• **WHAT YOU NEED TO DO**: Read the records and write them out again exactly.
________________
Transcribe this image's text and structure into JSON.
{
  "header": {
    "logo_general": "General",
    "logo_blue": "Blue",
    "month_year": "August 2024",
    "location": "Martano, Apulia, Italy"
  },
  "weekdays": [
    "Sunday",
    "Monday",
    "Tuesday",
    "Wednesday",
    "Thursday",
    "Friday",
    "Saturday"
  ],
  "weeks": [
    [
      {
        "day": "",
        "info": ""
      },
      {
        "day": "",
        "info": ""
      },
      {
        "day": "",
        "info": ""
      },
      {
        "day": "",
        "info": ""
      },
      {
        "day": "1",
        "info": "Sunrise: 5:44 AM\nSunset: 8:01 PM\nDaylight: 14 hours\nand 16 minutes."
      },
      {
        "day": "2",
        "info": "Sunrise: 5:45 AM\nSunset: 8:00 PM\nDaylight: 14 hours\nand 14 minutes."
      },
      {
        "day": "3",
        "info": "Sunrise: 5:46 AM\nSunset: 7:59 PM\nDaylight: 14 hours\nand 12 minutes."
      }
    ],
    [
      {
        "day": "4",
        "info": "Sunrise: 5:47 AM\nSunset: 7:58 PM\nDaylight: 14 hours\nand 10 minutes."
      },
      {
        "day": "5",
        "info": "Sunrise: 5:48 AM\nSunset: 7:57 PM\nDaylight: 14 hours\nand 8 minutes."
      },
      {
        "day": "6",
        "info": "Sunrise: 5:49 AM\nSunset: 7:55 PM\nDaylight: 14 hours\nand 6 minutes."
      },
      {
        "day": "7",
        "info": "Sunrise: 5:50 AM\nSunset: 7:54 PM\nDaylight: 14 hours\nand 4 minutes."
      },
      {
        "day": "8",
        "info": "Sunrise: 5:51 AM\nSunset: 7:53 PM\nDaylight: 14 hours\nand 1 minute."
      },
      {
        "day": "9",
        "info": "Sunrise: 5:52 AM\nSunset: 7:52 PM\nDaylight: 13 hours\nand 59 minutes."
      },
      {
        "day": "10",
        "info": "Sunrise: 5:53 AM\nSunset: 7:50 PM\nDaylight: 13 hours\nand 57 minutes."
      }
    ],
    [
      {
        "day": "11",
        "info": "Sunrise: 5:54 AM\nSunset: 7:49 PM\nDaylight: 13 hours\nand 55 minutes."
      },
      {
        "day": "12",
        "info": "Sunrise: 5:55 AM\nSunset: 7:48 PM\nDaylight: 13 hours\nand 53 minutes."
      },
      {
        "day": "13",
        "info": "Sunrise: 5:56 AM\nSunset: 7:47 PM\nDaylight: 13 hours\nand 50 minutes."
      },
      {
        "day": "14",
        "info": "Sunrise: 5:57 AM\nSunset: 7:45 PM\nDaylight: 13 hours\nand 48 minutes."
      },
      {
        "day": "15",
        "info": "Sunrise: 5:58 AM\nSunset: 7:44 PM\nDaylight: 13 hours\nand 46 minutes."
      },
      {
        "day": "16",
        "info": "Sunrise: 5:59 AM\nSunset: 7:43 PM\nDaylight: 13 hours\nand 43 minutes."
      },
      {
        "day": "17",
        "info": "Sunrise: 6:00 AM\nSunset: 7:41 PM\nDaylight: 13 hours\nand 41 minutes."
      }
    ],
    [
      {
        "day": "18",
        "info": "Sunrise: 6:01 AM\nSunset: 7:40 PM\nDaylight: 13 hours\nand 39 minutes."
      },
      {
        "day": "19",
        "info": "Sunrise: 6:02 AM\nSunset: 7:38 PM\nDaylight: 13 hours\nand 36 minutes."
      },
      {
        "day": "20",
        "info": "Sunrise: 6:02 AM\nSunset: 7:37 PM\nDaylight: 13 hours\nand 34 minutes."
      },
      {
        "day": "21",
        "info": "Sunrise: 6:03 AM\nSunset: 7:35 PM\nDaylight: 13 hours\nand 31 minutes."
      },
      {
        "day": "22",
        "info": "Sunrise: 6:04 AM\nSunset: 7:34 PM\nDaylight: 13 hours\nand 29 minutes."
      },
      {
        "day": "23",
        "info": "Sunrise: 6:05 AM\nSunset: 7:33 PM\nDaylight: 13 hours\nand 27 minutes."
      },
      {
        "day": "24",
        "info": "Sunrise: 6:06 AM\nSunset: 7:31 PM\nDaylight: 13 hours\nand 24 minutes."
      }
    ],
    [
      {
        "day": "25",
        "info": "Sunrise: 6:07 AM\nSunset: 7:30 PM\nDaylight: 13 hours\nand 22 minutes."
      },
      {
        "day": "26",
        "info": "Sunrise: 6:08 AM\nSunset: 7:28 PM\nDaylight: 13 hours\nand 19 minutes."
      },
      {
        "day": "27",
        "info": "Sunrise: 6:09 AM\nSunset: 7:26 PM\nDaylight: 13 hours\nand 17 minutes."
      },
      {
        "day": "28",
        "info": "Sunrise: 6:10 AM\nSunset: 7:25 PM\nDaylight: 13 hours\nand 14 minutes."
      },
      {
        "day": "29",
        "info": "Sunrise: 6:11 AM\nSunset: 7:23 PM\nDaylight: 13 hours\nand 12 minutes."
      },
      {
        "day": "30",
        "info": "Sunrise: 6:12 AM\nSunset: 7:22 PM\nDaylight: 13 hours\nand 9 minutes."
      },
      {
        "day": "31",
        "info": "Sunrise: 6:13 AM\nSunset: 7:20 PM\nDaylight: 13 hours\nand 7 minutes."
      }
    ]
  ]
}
________________
• **WORKED ANSWER**:
Transcribe this image's text and structure into JSON.
{
  "header": {
    "logo_general": "General",
    "logo_blue": "Blue",
    "month_year": "August 2024",
    "location": "Martano, Apulia, Italy"
  },
  "weekdays": [
    "Sunday",
    "Monday",
    "Tuesday",
    "Wednesday",
    "Thursday",
    "Friday",
    "Saturday"
  ],
  "weeks": [
    [
      {
        "day": "",
        "info": ""
      },
      {
        "day": "",
        "info": ""
      },
      {
        "day": "",
        "info": ""
      },
      {
        "day": "",
        "info": ""
      },
      {
        "day": "1",
        "info": "Sunrise: 5:44 AM\nSunset: 8:01 PM\nDaylight: 14 hours\nand 16 minutes."
      },
      {
        "day": "2",
        "info": "Sunrise: 5:45 AM\nSunset: 8:00 PM\nDaylight: 14 hours\nand 14 minutes."
      },
      {
        "day": "3",
        "info": "Sunrise: 5:46 AM\nSunset: 7:59 PM\nDaylight: 14 hours\nand 12 minutes."
      }
    ],
    [
      {
        "day": "4",
        "info": "Sunrise: 5:47 AM\nSunset: 7:58 PM\nDaylight: 14 hours\nand 10 minutes."
      },
      {
        "day": "5",
        "info": "Sunrise: 5:48 AM\nSunset: 7:57 PM\nDaylight: 14 hours\nand 8 minutes."
      },
      {
        "day": "6",
        "info": "Sunrise: 5:49 AM\nSunset: 7:55 PM\nDaylight: 14 hours\nand 6 minutes."
      },
      {
        "day": "7",
        "info": "Sunrise: 5:50 AM\nSunset: 7:54 PM\nDaylight: 14 hours\nand 4 minutes."
      },
      {
        "day": "8",
        "info": "Sunrise: 5:51 AM\nSunset: 7:53 PM\nDaylight: 14 hours\nand 1 minute."
      },
      {
        "day": "9",
        "info": "Sunrise: 5:52 AM\nSunset: 7:52 PM\nDaylight: 13 hours\nand 59 minutes."
      },
      {
        "day": "10",
        "info": "Sunrise: 5:53 AM\nSunset: 7:50 PM\nDaylight: 13 hours\nand 57 minutes."
      }
    ],
    [
      {
        "day": "11",
        "info": "Sunrise: 5:54 AM\nSunset: 7:49 PM\nDaylight: 13 hours\nand 55 minutes."
      },
      {
        "day": "12",
        "info": "Sunrise: 5:55 AM\nSunset: 7:48 PM\nDaylight: 13 hours\nand 53 minutes."
      },
      {
        "day": "13",
        "info": "Sunrise: 5:56 AM\nSunset: 7:47 PM\nDaylight: 13 hours\nand 50 minutes."
      },
      {
        "day": "14",
        "info": "Sunrise: 5:57 AM\nSunset: 7:45 PM\nDaylight: 13 hours\nand 48 minutes."
      },
      {
        "day": "15",
        "info": "Sunrise: 5:58 AM\nSunset: 7:44 PM\nDaylight: 13 hours\nand 46 minutes."
      },
      {
        "day": "16",
        "info": "Sunrise: 5:59 AM\nSunset: 7:43 PM\nDaylight: 13 hours\nand 43 minutes."
      },
      {
        "day": "17",
        "info": "Sunrise: 6:00 AM\nSunset: 7:41 PM\nDaylight: 13 hours\nand 41 minutes."
      }
    ],
    [
      {
        "day": "18",
        "info": "Sunrise: 6:01 AM\nSunset: 7:40 PM\nDaylight: 13 hours\nand 39 minutes."
      },
      {
        "day": "19",
        "info": "Sunrise: 6:02 AM\nSunset: 7:38 PM\nDaylight: 13 hours\nand 36 minutes."
      },
      {
        "day": "20",
        "info": "Sunrise: 6:02 AM\nSunset: 7:37 PM\nDaylight: 13 hours\nand 34 minutes."
      },
      {
        "day": "21",
        "info": "Sunrise: 6:03 AM\nSunset: 7:35 PM\nDaylight: 13 hours\nand 31 minutes."
      },
      {
        "day": "22",
        "info": "Sunrise: 6:04 AM\nSunset: 7:34 PM\nDaylight: 13 hours\nand 29 minutes."
      },
      {
        "day": "23",
        "info": "Sunrise: 6:05 AM\nSunset: 7:33 PM\nDaylight: 13 hours\nand 27 minutes."
      },
      {
        "day": "24",
        "info": "Sunrise: 6:06 AM\nSunset: 7:31 PM\nDaylight: 13 hours\nand 24 minutes."
      }
    ],
    [
      {
        "day": "25",
        "info": "Sunrise: 6:07 AM\nSunset: 7:30 PM\nDaylight: 13 hours\nand 22 minutes."
      },
      {
        "day": "26",
        "info": "Sunrise: 6:08 AM\nSunset: 7:28 PM\nDaylight: 13 hours\nand 19 minutes."
      },
      {
        "day": "27",
        "info": "Sunrise: 6:09 AM\nSunset: 7:26 PM\nDaylight: 13 hours\nand 17 minutes."
      },
      {
        "day": "28",
        "info": "Sunrise: 6:10 AM\nSunset: 7:25 PM\nDaylight: 13 hours\nand 14 minutes."
      },
      {
        "day": "29",
        "info": "Sunrise: 6:11 AM\nSunset: 7:23 PM\nDaylight: 13 hours\nand 12 minutes."
      },
      {
        "day": "30",
        "info": "Sunrise: 6:12 AM\nSunset: 7:22 PM\nDaylight: 13 hours\nand 9 minutes."
      },
      {
        "day": "31",
        "info": "Sunrise: 6:13 AM\nSunset: 7:20 PM\nDaylight: 13 hours\nand 7 minutes."
      }
    ]
  ]
}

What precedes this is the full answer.